BRIEF: Go through the entries below, tally each line with the string "CPUs", and give the final number by itself.

Dataset rows:

..............................

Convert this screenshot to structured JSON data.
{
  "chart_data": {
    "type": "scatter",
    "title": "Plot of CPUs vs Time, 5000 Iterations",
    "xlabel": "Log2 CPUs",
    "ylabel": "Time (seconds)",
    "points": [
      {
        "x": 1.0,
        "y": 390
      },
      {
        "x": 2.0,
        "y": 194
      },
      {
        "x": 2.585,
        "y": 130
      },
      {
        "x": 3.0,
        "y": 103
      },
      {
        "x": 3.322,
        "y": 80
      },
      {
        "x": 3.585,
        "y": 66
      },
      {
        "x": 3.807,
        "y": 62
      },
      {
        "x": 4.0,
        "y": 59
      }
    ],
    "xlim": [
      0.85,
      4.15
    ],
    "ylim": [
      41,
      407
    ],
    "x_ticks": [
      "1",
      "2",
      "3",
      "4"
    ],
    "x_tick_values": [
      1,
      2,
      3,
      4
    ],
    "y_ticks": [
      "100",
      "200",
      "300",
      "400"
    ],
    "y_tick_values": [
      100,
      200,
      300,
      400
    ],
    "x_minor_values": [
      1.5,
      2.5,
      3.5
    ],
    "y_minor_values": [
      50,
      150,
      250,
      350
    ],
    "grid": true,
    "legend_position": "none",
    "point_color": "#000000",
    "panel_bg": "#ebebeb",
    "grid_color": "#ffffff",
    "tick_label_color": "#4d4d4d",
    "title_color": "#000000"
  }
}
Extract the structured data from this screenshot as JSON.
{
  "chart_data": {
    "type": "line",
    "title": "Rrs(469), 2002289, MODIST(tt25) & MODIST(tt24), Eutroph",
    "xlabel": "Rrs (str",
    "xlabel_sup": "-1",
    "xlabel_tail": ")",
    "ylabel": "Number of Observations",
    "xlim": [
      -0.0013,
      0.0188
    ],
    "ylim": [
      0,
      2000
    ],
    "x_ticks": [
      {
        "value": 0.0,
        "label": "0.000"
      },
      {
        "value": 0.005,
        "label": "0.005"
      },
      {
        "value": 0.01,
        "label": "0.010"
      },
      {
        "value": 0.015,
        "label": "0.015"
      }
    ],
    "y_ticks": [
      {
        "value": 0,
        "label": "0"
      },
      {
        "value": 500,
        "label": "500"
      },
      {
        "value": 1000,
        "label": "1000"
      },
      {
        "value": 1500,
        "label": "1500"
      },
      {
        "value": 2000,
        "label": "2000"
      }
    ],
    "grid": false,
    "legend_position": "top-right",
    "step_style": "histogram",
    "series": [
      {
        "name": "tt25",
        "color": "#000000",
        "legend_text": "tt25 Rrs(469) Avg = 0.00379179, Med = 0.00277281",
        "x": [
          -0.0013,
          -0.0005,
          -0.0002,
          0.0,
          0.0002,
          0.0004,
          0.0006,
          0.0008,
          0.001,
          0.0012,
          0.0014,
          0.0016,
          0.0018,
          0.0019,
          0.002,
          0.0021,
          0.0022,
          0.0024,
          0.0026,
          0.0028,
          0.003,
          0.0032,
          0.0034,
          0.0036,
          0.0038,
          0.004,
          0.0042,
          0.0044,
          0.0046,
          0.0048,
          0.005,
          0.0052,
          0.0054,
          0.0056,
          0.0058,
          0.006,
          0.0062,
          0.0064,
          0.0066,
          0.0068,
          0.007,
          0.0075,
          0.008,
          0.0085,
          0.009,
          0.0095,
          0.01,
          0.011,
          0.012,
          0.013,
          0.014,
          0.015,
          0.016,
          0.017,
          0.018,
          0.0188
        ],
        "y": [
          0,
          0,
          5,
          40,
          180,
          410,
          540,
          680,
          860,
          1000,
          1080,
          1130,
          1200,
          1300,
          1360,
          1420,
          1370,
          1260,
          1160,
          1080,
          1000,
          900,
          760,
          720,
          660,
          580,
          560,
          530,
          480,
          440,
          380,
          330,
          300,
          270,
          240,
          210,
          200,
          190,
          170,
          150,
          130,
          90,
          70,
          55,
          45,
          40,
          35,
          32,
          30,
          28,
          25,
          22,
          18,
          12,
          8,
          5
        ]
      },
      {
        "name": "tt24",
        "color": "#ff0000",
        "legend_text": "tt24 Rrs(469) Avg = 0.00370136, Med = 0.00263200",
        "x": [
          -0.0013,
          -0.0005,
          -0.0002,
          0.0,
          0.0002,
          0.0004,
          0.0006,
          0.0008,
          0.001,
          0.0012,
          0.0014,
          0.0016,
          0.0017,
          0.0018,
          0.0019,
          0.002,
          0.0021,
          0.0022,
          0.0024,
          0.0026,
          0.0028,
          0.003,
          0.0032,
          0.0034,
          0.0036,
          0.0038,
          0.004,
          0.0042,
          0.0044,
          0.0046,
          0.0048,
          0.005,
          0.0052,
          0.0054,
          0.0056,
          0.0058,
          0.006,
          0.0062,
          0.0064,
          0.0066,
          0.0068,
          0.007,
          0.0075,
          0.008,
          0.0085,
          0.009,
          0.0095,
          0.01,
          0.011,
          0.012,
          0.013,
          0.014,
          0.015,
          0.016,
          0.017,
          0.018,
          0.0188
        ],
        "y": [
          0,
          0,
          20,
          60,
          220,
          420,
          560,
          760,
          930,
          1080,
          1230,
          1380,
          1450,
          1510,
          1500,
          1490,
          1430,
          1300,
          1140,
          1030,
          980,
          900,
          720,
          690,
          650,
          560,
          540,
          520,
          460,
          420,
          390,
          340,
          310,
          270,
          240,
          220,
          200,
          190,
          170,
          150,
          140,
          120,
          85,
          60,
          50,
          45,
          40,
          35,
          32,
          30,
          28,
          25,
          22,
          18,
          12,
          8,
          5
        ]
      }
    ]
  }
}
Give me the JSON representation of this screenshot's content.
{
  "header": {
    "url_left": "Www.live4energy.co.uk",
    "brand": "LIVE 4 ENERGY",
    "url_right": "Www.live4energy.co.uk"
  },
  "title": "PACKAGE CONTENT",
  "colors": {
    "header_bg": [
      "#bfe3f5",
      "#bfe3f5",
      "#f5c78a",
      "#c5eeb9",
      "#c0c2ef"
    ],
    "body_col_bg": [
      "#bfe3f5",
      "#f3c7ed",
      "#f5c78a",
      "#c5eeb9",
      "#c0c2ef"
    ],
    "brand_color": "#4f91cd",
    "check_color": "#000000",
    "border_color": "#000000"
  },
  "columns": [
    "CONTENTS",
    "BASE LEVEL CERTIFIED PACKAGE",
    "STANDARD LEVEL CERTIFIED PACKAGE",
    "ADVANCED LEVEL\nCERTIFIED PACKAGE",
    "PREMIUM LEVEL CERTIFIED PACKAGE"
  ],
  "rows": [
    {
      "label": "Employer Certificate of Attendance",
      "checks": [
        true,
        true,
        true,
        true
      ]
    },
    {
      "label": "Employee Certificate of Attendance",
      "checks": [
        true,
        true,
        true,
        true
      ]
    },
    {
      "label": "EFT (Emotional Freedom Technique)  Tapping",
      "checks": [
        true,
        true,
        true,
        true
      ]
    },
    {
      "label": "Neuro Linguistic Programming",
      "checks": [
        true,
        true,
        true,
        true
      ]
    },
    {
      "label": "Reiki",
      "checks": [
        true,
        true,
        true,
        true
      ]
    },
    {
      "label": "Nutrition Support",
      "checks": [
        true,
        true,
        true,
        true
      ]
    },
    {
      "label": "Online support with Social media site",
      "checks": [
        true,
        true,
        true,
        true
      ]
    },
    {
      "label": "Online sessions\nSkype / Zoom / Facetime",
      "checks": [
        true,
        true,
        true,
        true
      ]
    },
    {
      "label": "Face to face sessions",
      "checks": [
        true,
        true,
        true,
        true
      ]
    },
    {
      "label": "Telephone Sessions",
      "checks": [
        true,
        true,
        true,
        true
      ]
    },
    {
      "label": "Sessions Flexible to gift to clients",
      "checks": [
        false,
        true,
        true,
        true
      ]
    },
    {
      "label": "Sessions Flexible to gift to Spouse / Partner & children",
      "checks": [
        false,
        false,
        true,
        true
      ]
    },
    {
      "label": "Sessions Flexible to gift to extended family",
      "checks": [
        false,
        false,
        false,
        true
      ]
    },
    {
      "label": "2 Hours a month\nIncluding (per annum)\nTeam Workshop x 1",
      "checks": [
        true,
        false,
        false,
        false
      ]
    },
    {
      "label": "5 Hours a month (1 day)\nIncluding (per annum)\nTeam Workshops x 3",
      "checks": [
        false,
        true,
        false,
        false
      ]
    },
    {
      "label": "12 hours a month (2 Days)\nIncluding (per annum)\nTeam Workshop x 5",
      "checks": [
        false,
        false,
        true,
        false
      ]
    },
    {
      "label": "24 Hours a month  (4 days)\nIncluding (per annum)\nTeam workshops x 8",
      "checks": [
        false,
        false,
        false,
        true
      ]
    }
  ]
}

..............................

WRITTEN RESPONSE: 2